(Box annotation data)
********************

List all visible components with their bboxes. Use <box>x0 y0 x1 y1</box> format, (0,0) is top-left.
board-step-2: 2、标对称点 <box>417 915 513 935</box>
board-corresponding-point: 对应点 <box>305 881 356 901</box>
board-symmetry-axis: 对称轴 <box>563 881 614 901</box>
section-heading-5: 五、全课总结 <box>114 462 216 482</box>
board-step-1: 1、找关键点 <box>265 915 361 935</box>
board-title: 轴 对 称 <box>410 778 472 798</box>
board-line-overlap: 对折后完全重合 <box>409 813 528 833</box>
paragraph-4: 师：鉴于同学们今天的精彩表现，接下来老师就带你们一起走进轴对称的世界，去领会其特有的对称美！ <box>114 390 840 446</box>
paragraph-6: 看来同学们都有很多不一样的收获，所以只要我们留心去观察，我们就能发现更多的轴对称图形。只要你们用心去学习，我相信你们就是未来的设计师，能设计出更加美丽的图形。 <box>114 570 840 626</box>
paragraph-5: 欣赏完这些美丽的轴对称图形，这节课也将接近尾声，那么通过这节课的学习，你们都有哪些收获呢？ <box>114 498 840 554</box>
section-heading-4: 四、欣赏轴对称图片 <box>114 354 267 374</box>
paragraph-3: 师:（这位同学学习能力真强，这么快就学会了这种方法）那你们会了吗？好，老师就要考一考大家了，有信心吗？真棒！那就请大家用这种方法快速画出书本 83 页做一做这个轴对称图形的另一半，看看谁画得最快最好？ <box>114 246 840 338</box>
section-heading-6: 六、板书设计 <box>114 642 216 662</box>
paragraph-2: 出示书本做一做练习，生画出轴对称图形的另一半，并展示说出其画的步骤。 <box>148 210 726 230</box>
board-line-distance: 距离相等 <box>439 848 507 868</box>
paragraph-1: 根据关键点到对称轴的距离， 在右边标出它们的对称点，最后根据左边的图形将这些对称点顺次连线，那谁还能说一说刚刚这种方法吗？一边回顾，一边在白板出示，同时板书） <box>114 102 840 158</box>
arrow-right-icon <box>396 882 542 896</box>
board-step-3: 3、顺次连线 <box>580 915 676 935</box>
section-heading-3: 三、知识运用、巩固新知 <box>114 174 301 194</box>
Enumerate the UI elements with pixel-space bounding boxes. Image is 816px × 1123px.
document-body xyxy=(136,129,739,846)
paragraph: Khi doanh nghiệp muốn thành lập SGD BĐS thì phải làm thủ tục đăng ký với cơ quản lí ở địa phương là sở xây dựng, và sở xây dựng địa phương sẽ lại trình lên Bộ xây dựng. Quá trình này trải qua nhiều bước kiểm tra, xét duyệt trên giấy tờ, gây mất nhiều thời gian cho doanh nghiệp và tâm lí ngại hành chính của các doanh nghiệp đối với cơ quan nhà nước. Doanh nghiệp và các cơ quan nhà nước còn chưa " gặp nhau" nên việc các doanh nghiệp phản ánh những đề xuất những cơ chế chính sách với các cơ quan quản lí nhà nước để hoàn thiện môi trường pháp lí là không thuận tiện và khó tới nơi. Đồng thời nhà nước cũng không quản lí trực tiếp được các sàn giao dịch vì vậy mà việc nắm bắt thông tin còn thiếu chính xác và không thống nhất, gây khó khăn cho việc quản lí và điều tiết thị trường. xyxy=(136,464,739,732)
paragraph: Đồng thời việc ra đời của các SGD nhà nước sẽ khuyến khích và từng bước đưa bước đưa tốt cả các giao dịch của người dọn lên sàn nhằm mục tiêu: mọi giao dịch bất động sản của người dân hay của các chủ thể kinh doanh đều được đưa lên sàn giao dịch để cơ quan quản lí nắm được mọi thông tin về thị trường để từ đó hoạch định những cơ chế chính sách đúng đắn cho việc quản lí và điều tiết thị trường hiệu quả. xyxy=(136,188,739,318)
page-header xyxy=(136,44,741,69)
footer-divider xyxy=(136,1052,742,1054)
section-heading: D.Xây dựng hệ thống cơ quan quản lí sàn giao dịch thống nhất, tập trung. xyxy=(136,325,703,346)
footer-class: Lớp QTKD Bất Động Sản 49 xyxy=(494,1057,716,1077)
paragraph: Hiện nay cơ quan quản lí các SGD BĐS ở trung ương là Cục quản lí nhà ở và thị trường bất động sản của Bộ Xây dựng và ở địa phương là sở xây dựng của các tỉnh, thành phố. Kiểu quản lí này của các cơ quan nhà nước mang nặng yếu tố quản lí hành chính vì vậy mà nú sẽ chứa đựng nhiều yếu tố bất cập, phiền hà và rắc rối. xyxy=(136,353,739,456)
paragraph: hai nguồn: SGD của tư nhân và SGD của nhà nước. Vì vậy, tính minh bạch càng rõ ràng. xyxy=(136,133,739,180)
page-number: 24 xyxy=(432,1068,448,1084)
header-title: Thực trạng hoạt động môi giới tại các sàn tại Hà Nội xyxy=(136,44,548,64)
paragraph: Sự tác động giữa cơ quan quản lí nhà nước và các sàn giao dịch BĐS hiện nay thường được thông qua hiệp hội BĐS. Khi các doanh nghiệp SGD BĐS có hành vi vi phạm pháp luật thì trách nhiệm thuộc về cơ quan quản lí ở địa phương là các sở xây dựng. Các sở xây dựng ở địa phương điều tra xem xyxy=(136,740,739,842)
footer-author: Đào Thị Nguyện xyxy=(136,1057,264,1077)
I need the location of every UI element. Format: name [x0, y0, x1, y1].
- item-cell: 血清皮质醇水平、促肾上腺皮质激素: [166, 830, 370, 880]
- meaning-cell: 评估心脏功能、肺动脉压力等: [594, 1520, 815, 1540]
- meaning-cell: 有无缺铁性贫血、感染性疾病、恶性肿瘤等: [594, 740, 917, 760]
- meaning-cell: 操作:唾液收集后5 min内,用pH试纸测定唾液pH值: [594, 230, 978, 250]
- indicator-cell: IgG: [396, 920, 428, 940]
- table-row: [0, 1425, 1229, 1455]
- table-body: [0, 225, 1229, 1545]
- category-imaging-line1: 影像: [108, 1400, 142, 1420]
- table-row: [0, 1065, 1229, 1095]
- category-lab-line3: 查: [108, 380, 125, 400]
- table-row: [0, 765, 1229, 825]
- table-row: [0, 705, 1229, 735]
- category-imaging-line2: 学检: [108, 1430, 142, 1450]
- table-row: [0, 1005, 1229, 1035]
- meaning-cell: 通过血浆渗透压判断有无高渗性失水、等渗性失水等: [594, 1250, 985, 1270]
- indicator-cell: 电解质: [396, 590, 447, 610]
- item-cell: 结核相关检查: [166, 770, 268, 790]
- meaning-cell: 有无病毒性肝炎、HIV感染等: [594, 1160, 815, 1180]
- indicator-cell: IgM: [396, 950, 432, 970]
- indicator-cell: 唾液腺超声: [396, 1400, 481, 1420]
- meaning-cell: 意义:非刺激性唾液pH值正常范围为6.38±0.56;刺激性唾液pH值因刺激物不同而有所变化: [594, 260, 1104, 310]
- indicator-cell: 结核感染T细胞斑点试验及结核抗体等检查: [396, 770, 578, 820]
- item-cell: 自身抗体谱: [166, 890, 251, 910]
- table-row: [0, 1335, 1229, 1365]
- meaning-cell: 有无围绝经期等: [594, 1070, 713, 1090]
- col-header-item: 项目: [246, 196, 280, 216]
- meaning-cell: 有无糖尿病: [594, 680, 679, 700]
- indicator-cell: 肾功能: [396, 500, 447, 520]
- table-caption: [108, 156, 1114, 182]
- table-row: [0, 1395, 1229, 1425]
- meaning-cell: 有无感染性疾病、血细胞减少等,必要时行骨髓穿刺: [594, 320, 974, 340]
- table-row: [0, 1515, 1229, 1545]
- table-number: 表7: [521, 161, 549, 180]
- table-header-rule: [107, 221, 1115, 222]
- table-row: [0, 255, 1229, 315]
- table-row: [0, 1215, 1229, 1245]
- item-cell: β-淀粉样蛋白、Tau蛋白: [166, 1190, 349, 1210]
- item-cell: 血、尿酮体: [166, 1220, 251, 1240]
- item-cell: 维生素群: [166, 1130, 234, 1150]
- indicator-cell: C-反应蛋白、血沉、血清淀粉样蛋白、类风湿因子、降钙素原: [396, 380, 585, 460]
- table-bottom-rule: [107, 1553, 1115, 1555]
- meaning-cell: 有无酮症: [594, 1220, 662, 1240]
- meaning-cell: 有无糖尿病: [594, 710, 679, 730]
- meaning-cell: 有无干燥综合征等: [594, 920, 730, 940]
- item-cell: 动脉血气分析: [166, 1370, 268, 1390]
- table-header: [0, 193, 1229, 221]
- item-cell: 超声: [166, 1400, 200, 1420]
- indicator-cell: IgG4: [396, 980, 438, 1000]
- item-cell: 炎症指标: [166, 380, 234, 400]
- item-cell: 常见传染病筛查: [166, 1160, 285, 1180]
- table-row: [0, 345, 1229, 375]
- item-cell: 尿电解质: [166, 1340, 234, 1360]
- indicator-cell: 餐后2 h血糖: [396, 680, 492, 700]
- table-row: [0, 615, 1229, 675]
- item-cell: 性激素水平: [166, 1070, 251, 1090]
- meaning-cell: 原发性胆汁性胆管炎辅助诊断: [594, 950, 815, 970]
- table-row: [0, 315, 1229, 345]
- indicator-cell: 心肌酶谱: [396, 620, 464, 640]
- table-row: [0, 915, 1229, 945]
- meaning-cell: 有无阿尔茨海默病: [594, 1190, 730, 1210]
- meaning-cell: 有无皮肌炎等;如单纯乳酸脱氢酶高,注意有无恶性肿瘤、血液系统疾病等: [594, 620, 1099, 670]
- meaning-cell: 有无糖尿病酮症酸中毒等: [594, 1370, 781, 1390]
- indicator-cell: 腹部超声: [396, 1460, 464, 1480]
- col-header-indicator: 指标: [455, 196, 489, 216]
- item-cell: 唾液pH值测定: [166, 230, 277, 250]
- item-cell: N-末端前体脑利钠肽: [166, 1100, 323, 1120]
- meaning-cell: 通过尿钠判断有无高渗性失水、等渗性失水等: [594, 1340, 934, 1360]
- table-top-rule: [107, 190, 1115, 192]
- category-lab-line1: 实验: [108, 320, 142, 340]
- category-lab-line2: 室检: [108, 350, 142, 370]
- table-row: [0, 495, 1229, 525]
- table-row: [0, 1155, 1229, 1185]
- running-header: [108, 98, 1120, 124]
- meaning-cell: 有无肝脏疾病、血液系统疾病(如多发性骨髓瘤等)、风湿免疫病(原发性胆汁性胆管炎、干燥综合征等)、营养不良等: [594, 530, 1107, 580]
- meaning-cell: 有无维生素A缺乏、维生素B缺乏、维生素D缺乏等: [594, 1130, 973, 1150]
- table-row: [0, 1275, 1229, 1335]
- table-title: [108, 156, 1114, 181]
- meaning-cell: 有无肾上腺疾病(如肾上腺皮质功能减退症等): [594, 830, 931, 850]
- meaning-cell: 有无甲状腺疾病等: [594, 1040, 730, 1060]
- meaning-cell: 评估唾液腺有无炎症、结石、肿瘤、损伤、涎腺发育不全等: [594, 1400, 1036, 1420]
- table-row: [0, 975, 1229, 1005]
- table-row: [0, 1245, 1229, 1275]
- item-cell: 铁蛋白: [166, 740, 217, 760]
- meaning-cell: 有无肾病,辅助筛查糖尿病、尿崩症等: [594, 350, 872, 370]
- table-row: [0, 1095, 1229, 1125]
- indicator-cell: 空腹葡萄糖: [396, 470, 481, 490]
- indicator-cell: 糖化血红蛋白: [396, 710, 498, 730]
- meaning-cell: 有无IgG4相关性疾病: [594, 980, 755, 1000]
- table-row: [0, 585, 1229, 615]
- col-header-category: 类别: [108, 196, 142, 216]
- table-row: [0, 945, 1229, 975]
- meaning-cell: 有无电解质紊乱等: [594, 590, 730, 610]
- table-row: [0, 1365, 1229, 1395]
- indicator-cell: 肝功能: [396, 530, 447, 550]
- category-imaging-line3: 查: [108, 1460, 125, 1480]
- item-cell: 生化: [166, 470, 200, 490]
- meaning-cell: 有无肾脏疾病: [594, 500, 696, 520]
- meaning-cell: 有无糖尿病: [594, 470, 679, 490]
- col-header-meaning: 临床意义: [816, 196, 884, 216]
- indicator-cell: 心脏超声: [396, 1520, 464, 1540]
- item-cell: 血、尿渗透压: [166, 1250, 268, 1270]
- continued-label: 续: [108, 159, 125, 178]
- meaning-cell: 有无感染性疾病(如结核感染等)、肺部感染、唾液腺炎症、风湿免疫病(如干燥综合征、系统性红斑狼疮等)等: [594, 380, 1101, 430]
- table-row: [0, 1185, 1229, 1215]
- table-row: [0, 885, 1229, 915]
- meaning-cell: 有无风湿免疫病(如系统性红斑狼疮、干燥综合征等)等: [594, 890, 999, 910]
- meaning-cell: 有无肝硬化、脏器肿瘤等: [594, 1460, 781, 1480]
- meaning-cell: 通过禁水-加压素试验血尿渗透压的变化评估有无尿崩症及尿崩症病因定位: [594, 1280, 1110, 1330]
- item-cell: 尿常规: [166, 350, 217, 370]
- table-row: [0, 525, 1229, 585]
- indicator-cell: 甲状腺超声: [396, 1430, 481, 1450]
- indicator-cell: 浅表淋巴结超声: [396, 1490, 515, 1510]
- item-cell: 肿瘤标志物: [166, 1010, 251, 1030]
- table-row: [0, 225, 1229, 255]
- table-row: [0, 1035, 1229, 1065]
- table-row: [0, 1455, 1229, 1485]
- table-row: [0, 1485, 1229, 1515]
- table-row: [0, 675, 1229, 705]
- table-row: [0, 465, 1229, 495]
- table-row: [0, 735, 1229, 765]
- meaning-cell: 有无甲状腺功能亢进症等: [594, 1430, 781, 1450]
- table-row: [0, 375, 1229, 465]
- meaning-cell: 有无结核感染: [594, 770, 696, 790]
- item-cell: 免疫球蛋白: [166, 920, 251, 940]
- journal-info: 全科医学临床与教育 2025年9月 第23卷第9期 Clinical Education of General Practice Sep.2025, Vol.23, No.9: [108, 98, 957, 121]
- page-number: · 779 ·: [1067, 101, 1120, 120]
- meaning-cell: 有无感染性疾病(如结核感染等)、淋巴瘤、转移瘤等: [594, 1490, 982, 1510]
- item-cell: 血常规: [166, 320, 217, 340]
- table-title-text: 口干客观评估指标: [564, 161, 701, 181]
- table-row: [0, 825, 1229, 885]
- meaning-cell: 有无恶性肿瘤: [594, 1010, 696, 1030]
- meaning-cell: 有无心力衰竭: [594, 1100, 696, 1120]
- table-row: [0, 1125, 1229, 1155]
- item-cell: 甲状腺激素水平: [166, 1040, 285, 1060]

********************

• YOUR TASK: Turn the items, from the first line through the line containing "390 840 446</box>", inclusive, into a JSON list of strings with one string per line. Leave out any blank lines.

• COMPLETED TASK:
[
  "List all visible components with their bboxes. Use <box>x0 y0 x1 y1</box> format, (0,0) is top-left.",
  "board-step-2: 2、标对称点 <box>417 915 513 935</box>",
  "board-corresponding-point: 对应点 <box>305 881 356 901</box>",
  "board-symmetry-axis: 对称轴 <box>563 881 614 901</box>",
  "section-heading-5: 五、全课总结 <box>114 462 216 482</box>",
  "board-step-1: 1、找关键点 <box>265 915 361 935</box>",
  "board-title: 轴 对 称 <box>410 778 472 798</box>",
  "board-line-overlap: 对折后完全重合 <box>409 813 528 833</box>",
  "paragraph-4: 师：鉴于同学们今天的精彩表现，接下来老师就带你们一起走进轴对称的世界，去领会其特有的对称美！ <box>114 390 840 446</box>"
]